_Objective_: The records that follow are to be transcribed in full, without their images.

# Task input start

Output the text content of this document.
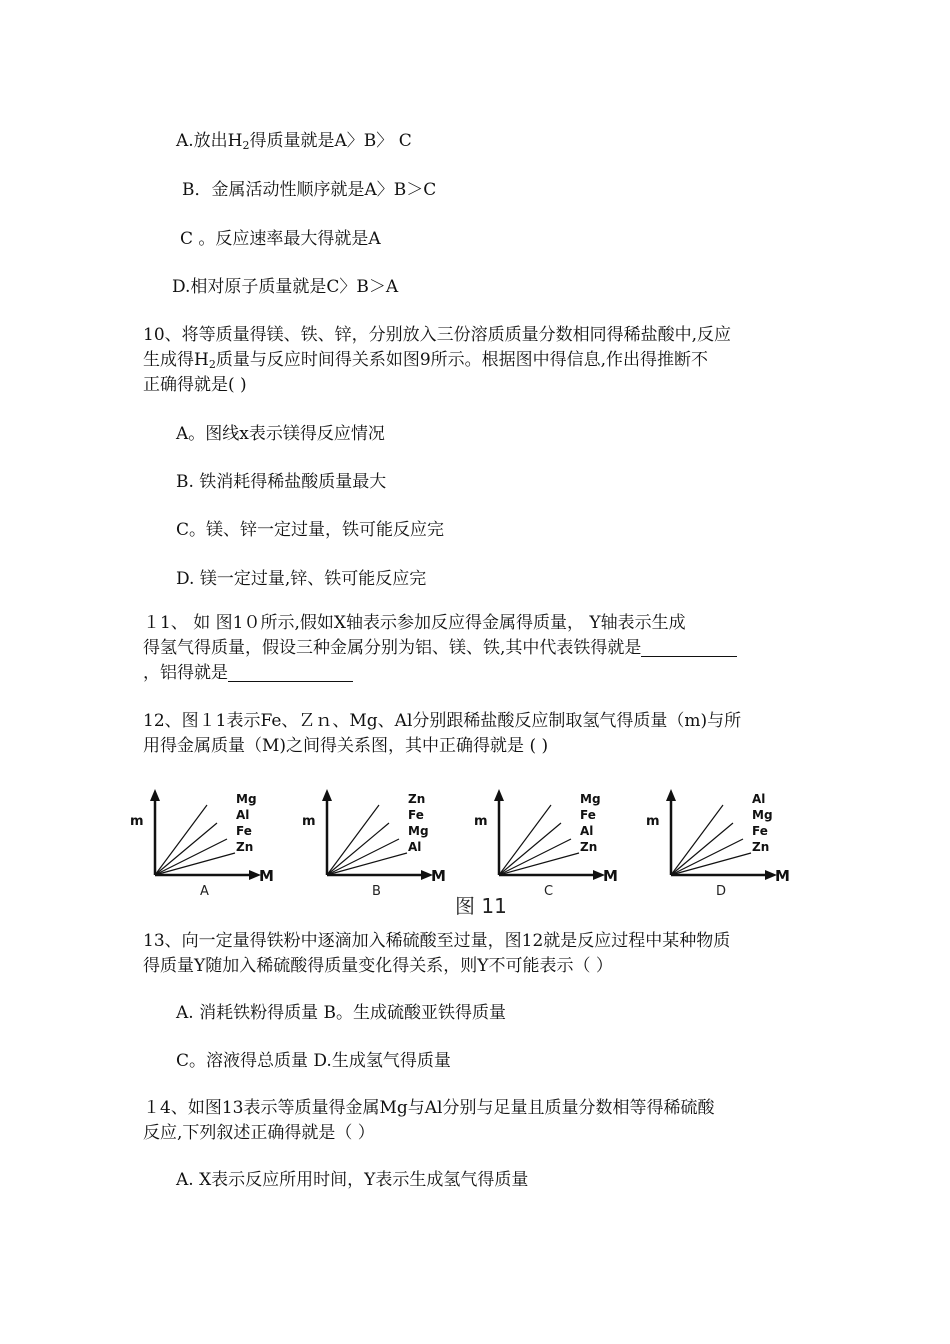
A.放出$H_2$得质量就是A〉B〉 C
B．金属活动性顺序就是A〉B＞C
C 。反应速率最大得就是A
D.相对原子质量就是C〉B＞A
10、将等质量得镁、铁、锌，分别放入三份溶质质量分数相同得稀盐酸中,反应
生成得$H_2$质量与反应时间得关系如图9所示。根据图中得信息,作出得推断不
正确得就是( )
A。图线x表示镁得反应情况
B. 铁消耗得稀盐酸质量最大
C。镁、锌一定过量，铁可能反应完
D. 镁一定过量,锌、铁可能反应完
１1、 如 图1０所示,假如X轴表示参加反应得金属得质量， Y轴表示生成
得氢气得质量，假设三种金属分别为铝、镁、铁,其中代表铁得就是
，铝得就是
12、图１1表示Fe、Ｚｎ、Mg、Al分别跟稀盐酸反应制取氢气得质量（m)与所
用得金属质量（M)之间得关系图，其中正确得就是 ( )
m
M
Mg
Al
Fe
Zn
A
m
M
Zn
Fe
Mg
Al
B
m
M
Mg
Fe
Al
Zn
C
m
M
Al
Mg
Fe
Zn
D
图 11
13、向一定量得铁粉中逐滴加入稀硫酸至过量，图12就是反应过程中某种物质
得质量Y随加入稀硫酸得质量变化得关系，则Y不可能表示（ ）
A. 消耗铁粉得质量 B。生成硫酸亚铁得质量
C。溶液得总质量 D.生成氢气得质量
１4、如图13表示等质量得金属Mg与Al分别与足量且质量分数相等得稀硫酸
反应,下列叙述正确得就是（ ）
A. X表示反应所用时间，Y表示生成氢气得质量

# Task input end

_Reply_:
Output the text content of this document.
A.放出$H_2$得质量就是A〉B〉 C
B．金属活动性顺序就是A〉B＞C
C 。反应速率最大得就是A
D.相对原子质量就是C〉B＞A
10、将等质量得镁、铁、锌，分别放入三份溶质质量分数相同得稀盐酸中,反应
生成得$H_2$质量与反应时间得关系如图9所示。根据图中得信息,作出得推断不
正确得就是( )
A。图线x表示镁得反应情况
B. 铁消耗得稀盐酸质量最大
C。镁、锌一定过量，铁可能反应完
D. 镁一定过量,锌、铁可能反应完
１1、 如 图1０所示,假如X轴表示参加反应得金属得质量， Y轴表示生成
得氢气得质量，假设三种金属分别为铝、镁、铁,其中代表铁得就是
，铝得就是
12、图１1表示Fe、Ｚｎ、Mg、Al分别跟稀盐酸反应制取氢气得质量（m)与所
用得金属质量（M)之间得关系图，其中正确得就是 ( )
m
M
Mg
Al
Fe
Zn
A
m
M
Zn
Fe
Mg
Al
B
m
M
Mg
Fe
Al
Zn
C
m
M
Al
Mg
Fe
Zn
D
图 11
13、向一定量得铁粉中逐滴加入稀硫酸至过量，图12就是反应过程中某种物质
得质量Y随加入稀硫酸得质量变化得关系，则Y不可能表示（ ）
A. 消耗铁粉得质量 B。生成硫酸亚铁得质量
C。溶液得总质量 D.生成氢气得质量
１4、如图13表示等质量得金属Mg与Al分别与足量且质量分数相等得稀硫酸
反应,下列叙述正确得就是（ ）
A. X表示反应所用时间，Y表示生成氢气得质量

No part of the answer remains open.